> [TASK TO CARRY OUT] Write out the data again in full, exactly as it reads.

(Records that describe figures)
──────
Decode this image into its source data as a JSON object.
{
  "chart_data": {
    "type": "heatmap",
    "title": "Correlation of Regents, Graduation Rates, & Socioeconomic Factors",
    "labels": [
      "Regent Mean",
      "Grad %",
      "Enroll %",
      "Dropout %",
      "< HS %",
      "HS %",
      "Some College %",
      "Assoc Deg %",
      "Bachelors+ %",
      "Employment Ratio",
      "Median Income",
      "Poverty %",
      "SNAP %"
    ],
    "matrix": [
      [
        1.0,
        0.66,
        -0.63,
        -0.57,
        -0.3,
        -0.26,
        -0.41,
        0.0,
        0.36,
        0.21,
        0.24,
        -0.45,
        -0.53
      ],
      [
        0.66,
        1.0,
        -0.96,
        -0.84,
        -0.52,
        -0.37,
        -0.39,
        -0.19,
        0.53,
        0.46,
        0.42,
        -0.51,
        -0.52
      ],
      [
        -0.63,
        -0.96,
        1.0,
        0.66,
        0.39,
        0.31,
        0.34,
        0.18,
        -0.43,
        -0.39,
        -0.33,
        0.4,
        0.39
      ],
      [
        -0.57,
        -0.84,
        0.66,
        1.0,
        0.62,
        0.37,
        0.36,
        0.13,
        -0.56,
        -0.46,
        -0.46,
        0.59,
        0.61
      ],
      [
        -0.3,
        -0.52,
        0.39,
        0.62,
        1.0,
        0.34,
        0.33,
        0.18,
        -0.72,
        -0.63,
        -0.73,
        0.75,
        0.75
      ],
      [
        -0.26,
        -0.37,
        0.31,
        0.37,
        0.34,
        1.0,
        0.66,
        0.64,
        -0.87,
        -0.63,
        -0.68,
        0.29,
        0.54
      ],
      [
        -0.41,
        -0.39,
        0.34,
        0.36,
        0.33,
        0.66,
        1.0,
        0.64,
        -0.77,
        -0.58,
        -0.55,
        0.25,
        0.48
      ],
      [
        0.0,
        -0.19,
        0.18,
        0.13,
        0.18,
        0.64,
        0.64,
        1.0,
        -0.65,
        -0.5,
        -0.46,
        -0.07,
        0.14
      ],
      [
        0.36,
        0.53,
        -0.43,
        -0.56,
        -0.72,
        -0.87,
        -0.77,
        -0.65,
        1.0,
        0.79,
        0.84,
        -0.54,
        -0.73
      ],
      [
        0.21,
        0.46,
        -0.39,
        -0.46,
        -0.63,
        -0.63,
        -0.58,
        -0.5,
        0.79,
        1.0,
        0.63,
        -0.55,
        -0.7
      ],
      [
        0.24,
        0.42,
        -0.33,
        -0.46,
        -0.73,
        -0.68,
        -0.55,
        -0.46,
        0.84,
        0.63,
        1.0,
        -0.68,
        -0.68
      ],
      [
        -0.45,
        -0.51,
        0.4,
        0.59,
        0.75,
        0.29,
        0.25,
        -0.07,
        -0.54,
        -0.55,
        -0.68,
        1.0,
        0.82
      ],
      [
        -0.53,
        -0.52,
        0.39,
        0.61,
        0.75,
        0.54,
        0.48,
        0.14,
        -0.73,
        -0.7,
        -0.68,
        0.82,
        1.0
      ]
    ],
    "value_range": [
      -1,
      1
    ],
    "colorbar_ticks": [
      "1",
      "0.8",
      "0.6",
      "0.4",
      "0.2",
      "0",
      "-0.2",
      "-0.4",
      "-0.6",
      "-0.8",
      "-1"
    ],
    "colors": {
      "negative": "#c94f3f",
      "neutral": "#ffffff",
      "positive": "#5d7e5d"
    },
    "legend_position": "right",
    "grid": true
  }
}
──────
> [ANSWER BELOW]
Decode this image into its source data as a JSON object.
{
  "chart_data": {
    "type": "heatmap",
    "title": "Correlation of Regents, Graduation Rates, & Socioeconomic Factors",
    "labels": [
      "Regent Mean",
      "Grad %",
      "Enroll %",
      "Dropout %",
      "< HS %",
      "HS %",
      "Some College %",
      "Assoc Deg %",
      "Bachelors+ %",
      "Employment Ratio",
      "Median Income",
      "Poverty %",
      "SNAP %"
    ],
    "matrix": [
      [
        1.0,
        0.66,
        -0.63,
        -0.57,
        -0.3,
        -0.26,
        -0.41,
        0.0,
        0.36,
        0.21,
        0.24,
        -0.45,
        -0.53
      ],
      [
        0.66,
        1.0,
        -0.96,
        -0.84,
        -0.52,
        -0.37,
        -0.39,
        -0.19,
        0.53,
        0.46,
        0.42,
        -0.51,
        -0.52
      ],
      [
        -0.63,
        -0.96,
        1.0,
        0.66,
        0.39,
        0.31,
        0.34,
        0.18,
        -0.43,
        -0.39,
        -0.33,
        0.4,
        0.39
      ],
      [
        -0.57,
        -0.84,
        0.66,
        1.0,
        0.62,
        0.37,
        0.36,
        0.13,
        -0.56,
        -0.46,
        -0.46,
        0.59,
        0.61
      ],
      [
        -0.3,
        -0.52,
        0.39,
        0.62,
        1.0,
        0.34,
        0.33,
        0.18,
        -0.72,
        -0.63,
        -0.73,
        0.75,
        0.75
      ],
      [
        -0.26,
        -0.37,
        0.31,
        0.37,
        0.34,
        1.0,
        0.66,
        0.64,
        -0.87,
        -0.63,
        -0.68,
        0.29,
        0.54
      ],
      [
        -0.41,
        -0.39,
        0.34,
        0.36,
        0.33,
        0.66,
        1.0,
        0.64,
        -0.77,
        -0.58,
        -0.55,
        0.25,
        0.48
      ],
      [
        0.0,
        -0.19,
        0.18,
        0.13,
        0.18,
        0.64,
        0.64,
        1.0,
        -0.65,
        -0.5,
        -0.46,
        -0.07,
        0.14
      ],
      [
        0.36,
        0.53,
        -0.43,
        -0.56,
        -0.72,
        -0.87,
        -0.77,
        -0.65,
        1.0,
        0.79,
        0.84,
        -0.54,
        -0.73
      ],
      [
        0.21,
        0.46,
        -0.39,
        -0.46,
        -0.63,
        -0.63,
        -0.58,
        -0.5,
        0.79,
        1.0,
        0.63,
        -0.55,
        -0.7
      ],
      [
        0.24,
        0.42,
        -0.33,
        -0.46,
        -0.73,
        -0.68,
        -0.55,
        -0.46,
        0.84,
        0.63,
        1.0,
        -0.68,
        -0.68
      ],
      [
        -0.45,
        -0.51,
        0.4,
        0.59,
        0.75,
        0.29,
        0.25,
        -0.07,
        -0.54,
        -0.55,
        -0.68,
        1.0,
        0.82
      ],
      [
        -0.53,
        -0.52,
        0.39,
        0.61,
        0.75,
        0.54,
        0.48,
        0.14,
        -0.73,
        -0.7,
        -0.68,
        0.82,
        1.0
      ]
    ],
    "value_range": [
      -1,
      1
    ],
    "colorbar_ticks": [
      "1",
      "0.8",
      "0.6",
      "0.4",
      "0.2",
      "0",
      "-0.2",
      "-0.4",
      "-0.6",
      "-0.8",
      "-1"
    ],
    "colors": {
      "negative": "#c94f3f",
      "neutral": "#ffffff",
      "positive": "#5d7e5d"
    },
    "legend_position": "right",
    "grid": true
  }
}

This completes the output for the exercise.